DATASET RECORDS:
—————
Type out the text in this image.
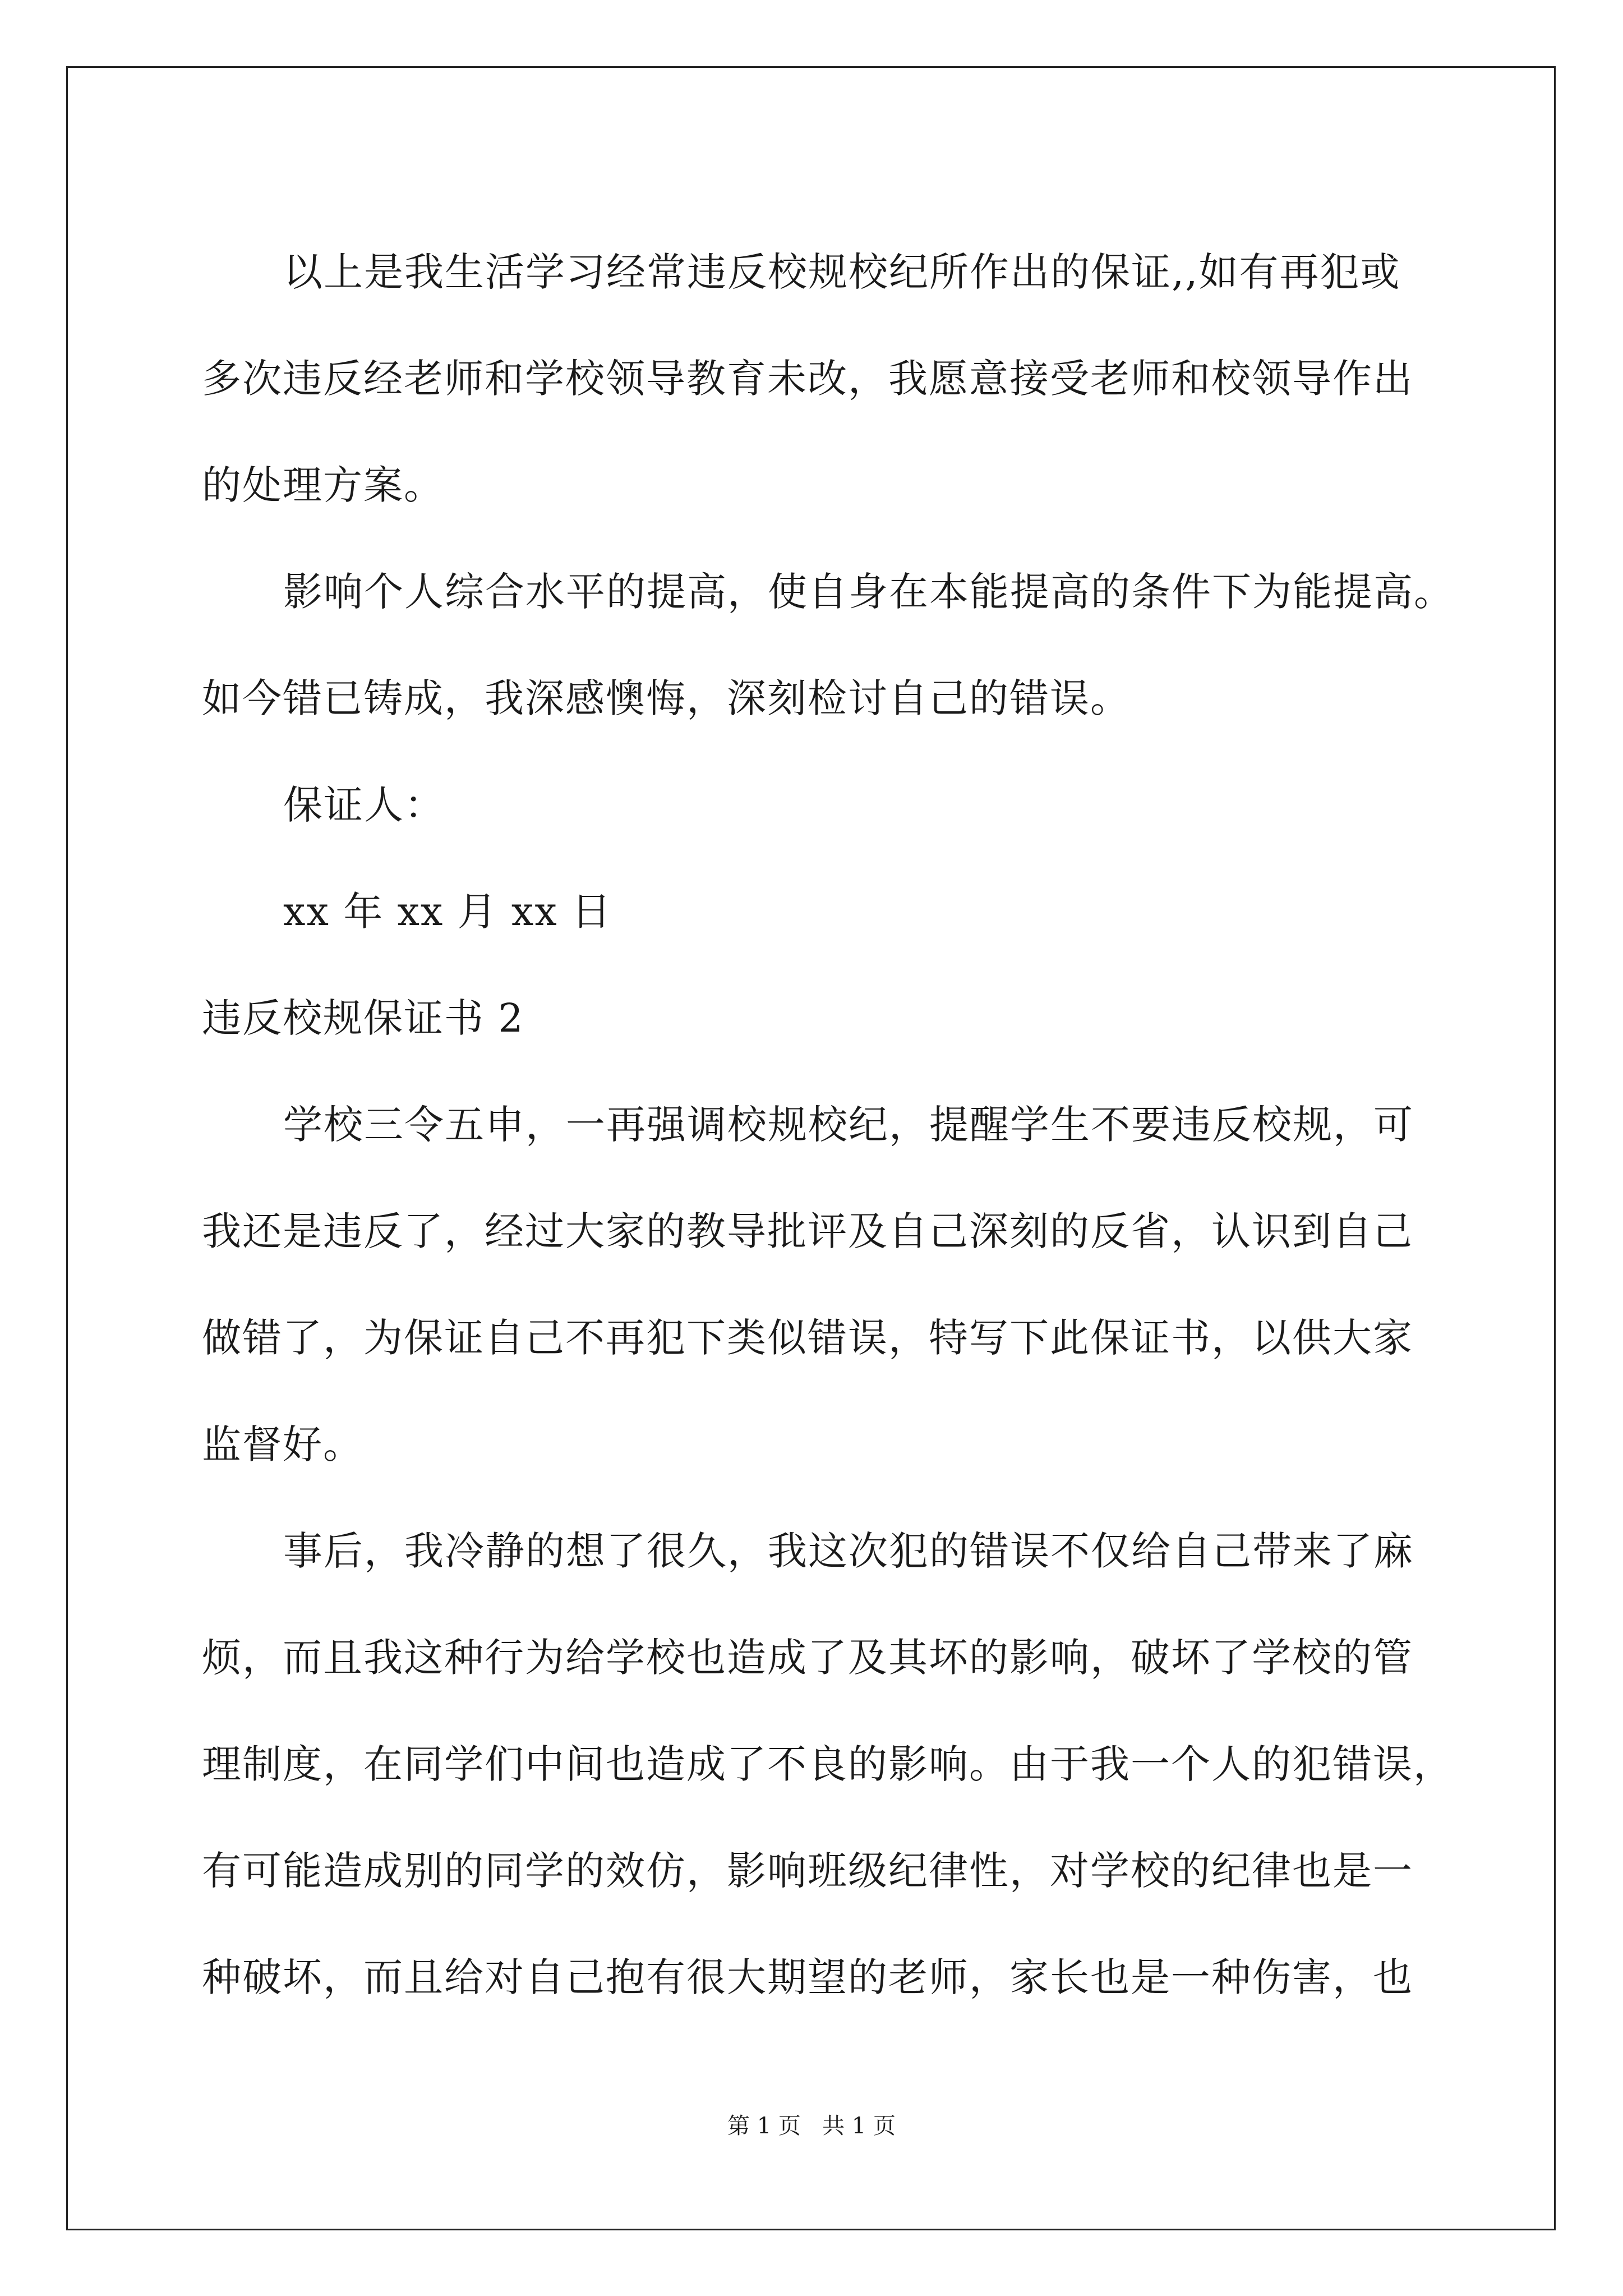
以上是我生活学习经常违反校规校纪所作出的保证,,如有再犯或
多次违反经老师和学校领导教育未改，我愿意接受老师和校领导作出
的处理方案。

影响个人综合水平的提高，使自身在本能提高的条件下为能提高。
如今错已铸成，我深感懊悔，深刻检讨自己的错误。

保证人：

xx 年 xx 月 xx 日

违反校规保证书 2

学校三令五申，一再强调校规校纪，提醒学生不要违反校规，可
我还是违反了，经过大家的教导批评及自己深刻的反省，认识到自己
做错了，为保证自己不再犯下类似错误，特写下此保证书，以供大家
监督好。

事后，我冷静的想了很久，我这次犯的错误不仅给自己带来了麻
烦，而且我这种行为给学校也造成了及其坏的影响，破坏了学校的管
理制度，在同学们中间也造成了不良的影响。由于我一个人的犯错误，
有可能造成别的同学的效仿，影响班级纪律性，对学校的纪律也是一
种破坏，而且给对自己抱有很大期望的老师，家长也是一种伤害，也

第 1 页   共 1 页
—————
EXERCISE REQUIREMENTS:
Print the complete listing exactly, apart from any pictures.

EXERCISE SOLUTION:
Type out the text in this image.
以上是我生活学习经常违反校规校纪所作出的保证,,如有再犯或
多次违反经老师和学校领导教育未改，我愿意接受老师和校领导作出
的处理方案。

影响个人综合水平的提高，使自身在本能提高的条件下为能提高。
如今错已铸成，我深感懊悔，深刻检讨自己的错误。

保证人：

xx 年 xx 月 xx 日

违反校规保证书 2

学校三令五申，一再强调校规校纪，提醒学生不要违反校规，可
我还是违反了，经过大家的教导批评及自己深刻的反省，认识到自己
做错了，为保证自己不再犯下类似错误，特写下此保证书，以供大家
监督好。

事后，我冷静的想了很久，我这次犯的错误不仅给自己带来了麻
烦，而且我这种行为给学校也造成了及其坏的影响，破坏了学校的管
理制度，在同学们中间也造成了不良的影响。由于我一个人的犯错误，
有可能造成别的同学的效仿，影响班级纪律性，对学校的纪律也是一
种破坏，而且给对自己抱有很大期望的老师，家长也是一种伤害，也

第 1 页   共 1 页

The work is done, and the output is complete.